▶ _Dataset records_:
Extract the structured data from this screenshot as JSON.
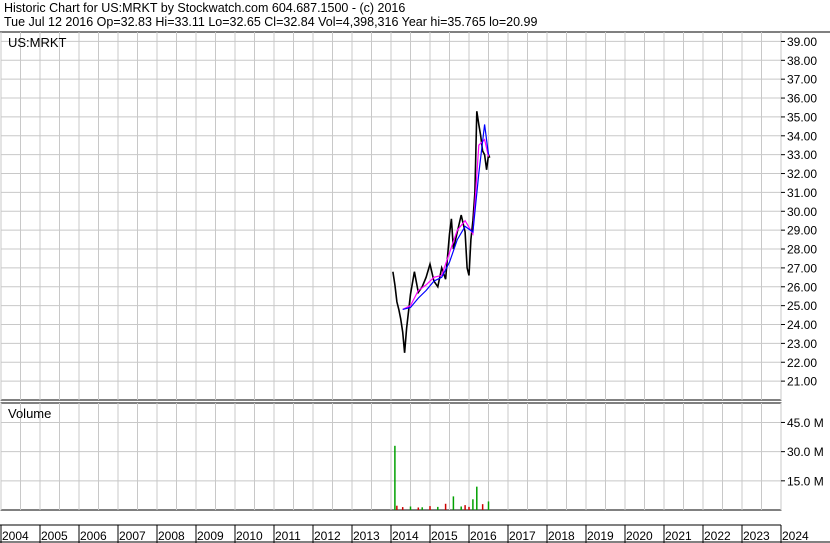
{
  "header": {
    "line1": "Historic Chart for US:MRKT by Stockwatch.com 604.687.1500 - (c) 2016",
    "line2": "Tue Jul 12 2016   Op=32.83   Hi=33.11   Lo=32.65   Cl=32.84   Vol=4,398,316   Year hi=35.765   lo=20.99"
  },
  "colors": {
    "price": "#000000",
    "ma_short": "#ff00ff",
    "ma_long": "#0000ff",
    "vol_up": "#00a000",
    "vol_down": "#cc0000",
    "grid": "#c8c8c8"
  },
  "chart_data": [
    {
      "type": "line",
      "label": "US:MRKT",
      "y_ticks": [
        "21.00",
        "22.00",
        "23.00",
        "24.00",
        "25.00",
        "26.00",
        "27.00",
        "28.00",
        "29.00",
        "30.00",
        "31.00",
        "32.00",
        "33.00",
        "34.00",
        "35.00",
        "36.00",
        "37.00",
        "38.00",
        "39.00"
      ],
      "ylim": [
        20.0,
        39.5
      ],
      "x_ticks": [
        "2004",
        "2005",
        "2006",
        "2007",
        "2008",
        "2009",
        "2010",
        "2011",
        "2012",
        "2013",
        "2014",
        "2015",
        "2016",
        "2017",
        "2018",
        "2019",
        "2020",
        "2021",
        "2022",
        "2023",
        "2024"
      ],
      "xlim": [
        2004.0,
        2024.0
      ],
      "grid": true,
      "series": [
        {
          "x": [
            2014.05,
            2014.1,
            2014.15,
            2014.2,
            2014.25,
            2014.3,
            2014.35,
            2014.4,
            2014.5,
            2014.6,
            2014.7,
            2014.8,
            2014.9,
            2015.0,
            2015.1,
            2015.2,
            2015.3,
            2015.4,
            2015.5,
            2015.55,
            2015.6,
            2015.7,
            2015.8,
            2015.9,
            2015.95,
            2016.0,
            2016.05,
            2016.1,
            2016.15,
            2016.2,
            2016.25,
            2016.3,
            2016.35,
            2016.4,
            2016.45,
            2016.5,
            2016.53
          ],
          "values": [
            26.8,
            26.1,
            25.2,
            24.8,
            24.3,
            23.6,
            22.5,
            23.8,
            25.6,
            26.8,
            25.7,
            26.0,
            26.5,
            27.2,
            26.3,
            26.0,
            27.0,
            26.4,
            28.8,
            29.6,
            28.0,
            28.9,
            29.8,
            28.9,
            27.0,
            26.6,
            28.5,
            29.5,
            31.0,
            35.3,
            34.6,
            34.0,
            33.2,
            33.0,
            32.2,
            33.0,
            32.84
          ]
        },
        {
          "x": [
            2014.3,
            2014.5,
            2014.7,
            2014.9,
            2015.1,
            2015.3,
            2015.5,
            2015.7,
            2015.9,
            2016.1,
            2016.25,
            2016.4,
            2016.5
          ],
          "values": [
            24.8,
            25.0,
            25.8,
            26.1,
            26.5,
            26.6,
            27.8,
            29.0,
            29.5,
            28.8,
            33.5,
            33.8,
            32.9
          ]
        },
        {
          "x": [
            2014.3,
            2014.5,
            2014.7,
            2014.9,
            2015.1,
            2015.3,
            2015.5,
            2015.7,
            2015.9,
            2016.1,
            2016.25,
            2016.4,
            2016.5
          ],
          "values": [
            24.8,
            24.9,
            25.4,
            25.8,
            26.3,
            26.5,
            27.3,
            28.5,
            29.2,
            28.9,
            32.0,
            34.6,
            33.0
          ]
        }
      ]
    },
    {
      "type": "bar",
      "label": "Volume",
      "y_ticks": [
        "15.0 M",
        "30.0 M",
        "45.0 M"
      ],
      "ylim": [
        0,
        55
      ],
      "xlim": [
        2004.0,
        2024.0
      ],
      "grid": true,
      "x": [
        2014.1,
        2014.15,
        2014.3,
        2014.5,
        2014.7,
        2014.8,
        2015.0,
        2015.2,
        2015.4,
        2015.6,
        2015.8,
        2015.9,
        2016.0,
        2016.1,
        2016.2,
        2016.35,
        2016.5
      ],
      "values": [
        33,
        2.2,
        1.5,
        1.8,
        1.3,
        1.4,
        2.0,
        1.6,
        3.2,
        7.0,
        1.8,
        2.5,
        1.6,
        5.5,
        12.0,
        3.0,
        4.4
      ],
      "colors": [
        "up",
        "down",
        "down",
        "up",
        "down",
        "up",
        "down",
        "up",
        "down",
        "up",
        "up",
        "down",
        "down",
        "up",
        "up",
        "down",
        "up"
      ]
    }
  ]
}
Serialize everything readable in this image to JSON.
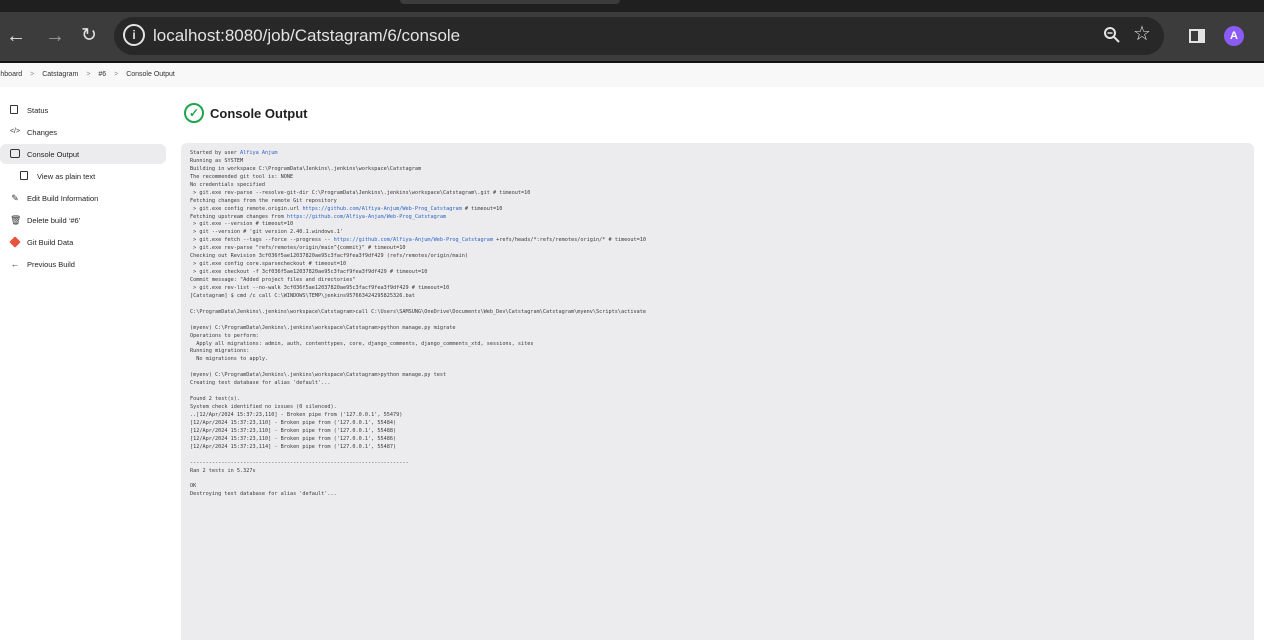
{
  "browser": {
    "url": "localhost:8080/job/Catstagram/6/console",
    "avatar_letter": "A",
    "icons": [
      "back-arrow-icon",
      "forward-arrow-icon",
      "reload-icon",
      "site-info-icon",
      "zoom-icon",
      "bookmark-star-icon",
      "side-panel-icon"
    ]
  },
  "breadcrumbs": [
    {
      "label": "ashboard"
    },
    {
      "label": "Catstagram"
    },
    {
      "label": "#6"
    },
    {
      "label": "Console Output"
    }
  ],
  "breadcrumb_separator": ">",
  "sidebar": {
    "items": [
      {
        "label": "Status",
        "icon": "status-doc-icon"
      },
      {
        "label": "Changes",
        "icon": "code-icon"
      },
      {
        "label": "Console Output",
        "icon": "terminal-icon"
      },
      {
        "label": "View as plain text",
        "icon": "document-icon"
      },
      {
        "label": "Edit Build Information",
        "icon": "edit-icon"
      },
      {
        "label": "Delete build ‘#6’",
        "icon": "trash-icon"
      },
      {
        "label": "Git Build Data",
        "icon": "git-icon"
      },
      {
        "label": "Previous Build",
        "icon": "arrow-left-icon"
      }
    ]
  },
  "main": {
    "title": "Console Output",
    "status_icon": "success-check-icon"
  },
  "console": {
    "lines": [
      {
        "pre": "Started by user ",
        "link": "Alfiya Anjum",
        "post": ""
      },
      {
        "text": "Running as SYSTEM"
      },
      {
        "text": "Building in workspace C:\\ProgramData\\Jenkins\\.jenkins\\workspace\\Catstagram"
      },
      {
        "text": "The recommended git tool is: NONE"
      },
      {
        "text": "No credentials specified"
      },
      {
        "text": " > git.exe rev-parse --resolve-git-dir C:\\ProgramData\\Jenkins\\.jenkins\\workspace\\Catstagram\\.git # timeout=10"
      },
      {
        "text": "Fetching changes from the remote Git repository"
      },
      {
        "pre": " > git.exe config remote.origin.url ",
        "link": "https://github.com/Alfiya-Anjum/Web-Prog_Catstagram",
        "post": " # timeout=10"
      },
      {
        "pre": "Fetching upstream changes from ",
        "link": "https://github.com/Alfiya-Anjum/Web-Prog_Catstagram",
        "post": ""
      },
      {
        "text": " > git.exe --version # timeout=10"
      },
      {
        "text": " > git --version # 'git version 2.40.1.windows.1'"
      },
      {
        "pre": " > git.exe fetch --tags --force --progress -- ",
        "link": "https://github.com/Alfiya-Anjum/Web-Prog_Catstagram",
        "post": " +refs/heads/*:refs/remotes/origin/* # timeout=10"
      },
      {
        "text": " > git.exe rev-parse \"refs/remotes/origin/main^{commit}\" # timeout=10"
      },
      {
        "text": "Checking out Revision 3cf036f5ae12037820ae95c3facf9fea3f9df429 (refs/remotes/origin/main)"
      },
      {
        "text": " > git.exe config core.sparsecheckout # timeout=10"
      },
      {
        "text": " > git.exe checkout -f 3cf036f5ae12037820ae95c3facf9fea3f9df429 # timeout=10"
      },
      {
        "text": "Commit message: \"Added project files and directories\""
      },
      {
        "text": " > git.exe rev-list --no-walk 3cf036f5ae12037820ae95c3facf9fea3f9df429 # timeout=10"
      },
      {
        "text": "[Catstagram] $ cmd /c call C:\\WINDOWS\\TEMP\\jenkins957663424295825326.bat"
      },
      {
        "text": ""
      },
      {
        "text": "C:\\ProgramData\\Jenkins\\.jenkins\\workspace\\Catstagram>call C:\\Users\\SAMSUNG\\OneDrive\\Documents\\Web_Dev\\Catstagram\\Catstagram\\myenv\\Scripts\\activate"
      },
      {
        "text": ""
      },
      {
        "text": "(myenv) C:\\ProgramData\\Jenkins\\.jenkins\\workspace\\Catstagram>python manage.py migrate"
      },
      {
        "text": "Operations to perform:"
      },
      {
        "text": "  Apply all migrations: admin, auth, contenttypes, core, django_comments, django_comments_xtd, sessions, sites"
      },
      {
        "text": "Running migrations:"
      },
      {
        "text": "  No migrations to apply."
      },
      {
        "text": ""
      },
      {
        "text": "(myenv) C:\\ProgramData\\Jenkins\\.jenkins\\workspace\\Catstagram>python manage.py test"
      },
      {
        "text": "Creating test database for alias 'default'..."
      },
      {
        "text": ""
      },
      {
        "text": "Found 2 test(s)."
      },
      {
        "text": "System check identified no issues (0 silenced)."
      },
      {
        "text": "..[12/Apr/2024 15:37:23,110] - Broken pipe from ('127.0.0.1', 55479)"
      },
      {
        "text": "[12/Apr/2024 15:37:23,110] - Broken pipe from ('127.0.0.1', 55484)"
      },
      {
        "text": "[12/Apr/2024 15:37:23,110] - Broken pipe from ('127.0.0.1', 55488)"
      },
      {
        "text": "[12/Apr/2024 15:37:23,110] - Broken pipe from ('127.0.0.1', 55486)"
      },
      {
        "text": "[12/Apr/2024 15:37:23,114] - Broken pipe from ('127.0.0.1', 55487)"
      },
      {
        "text": ""
      },
      {
        "text": "----------------------------------------------------------------------"
      },
      {
        "text": "Ran 2 tests in 5.327s"
      },
      {
        "text": ""
      },
      {
        "text": "OK"
      },
      {
        "text": "Destroying test database for alias 'default'..."
      }
    ]
  }
}
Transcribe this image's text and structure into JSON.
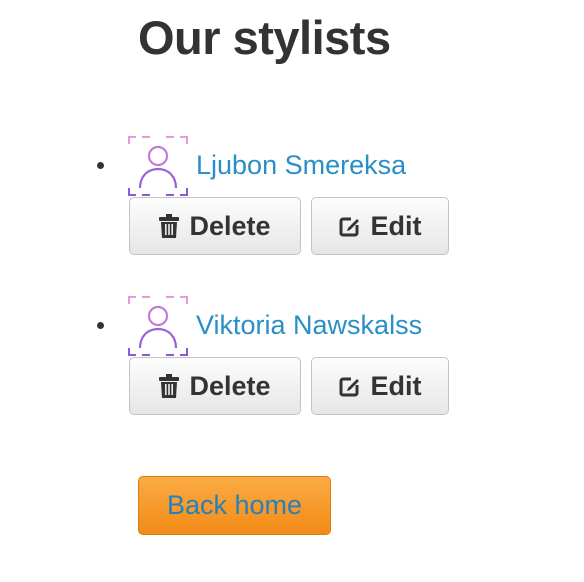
{
  "page": {
    "title": "Our stylists"
  },
  "stylists": [
    {
      "name": "Ljubon Smereksa",
      "delete_label": "Delete",
      "edit_label": "Edit",
      "avatar_icon": "user-placeholder-icon"
    },
    {
      "name": "Viktoria Nawskalss",
      "delete_label": "Delete",
      "edit_label": "Edit",
      "avatar_icon": "user-placeholder-icon"
    }
  ],
  "back_home": {
    "label": "Back home"
  },
  "icons": {
    "delete": "trash-icon",
    "edit": "edit-icon"
  },
  "colors": {
    "title": "#333333",
    "link": "#2a8fc7",
    "back_home_bg": "#f7951f",
    "back_home_text": "#2a7fb8",
    "button_bg": "#f0f0f0",
    "avatar_pink": "#e79ad6",
    "avatar_purple": "#8a5ad8"
  }
}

▶ _STATED TASK_: Copy all lines from the entries that contain the word "manage".

▶ _EXERCISE ANSWER_:
        "text": "(myenv) C:\\ProgramData\\Jenkins\\.jenkins\\workspace\\Catstagram>python manage.py migrate"
        "text": "(myenv) C:\\ProgramData\\Jenkins\\.jenkins\\workspace\\Catstagram>python manage.py test"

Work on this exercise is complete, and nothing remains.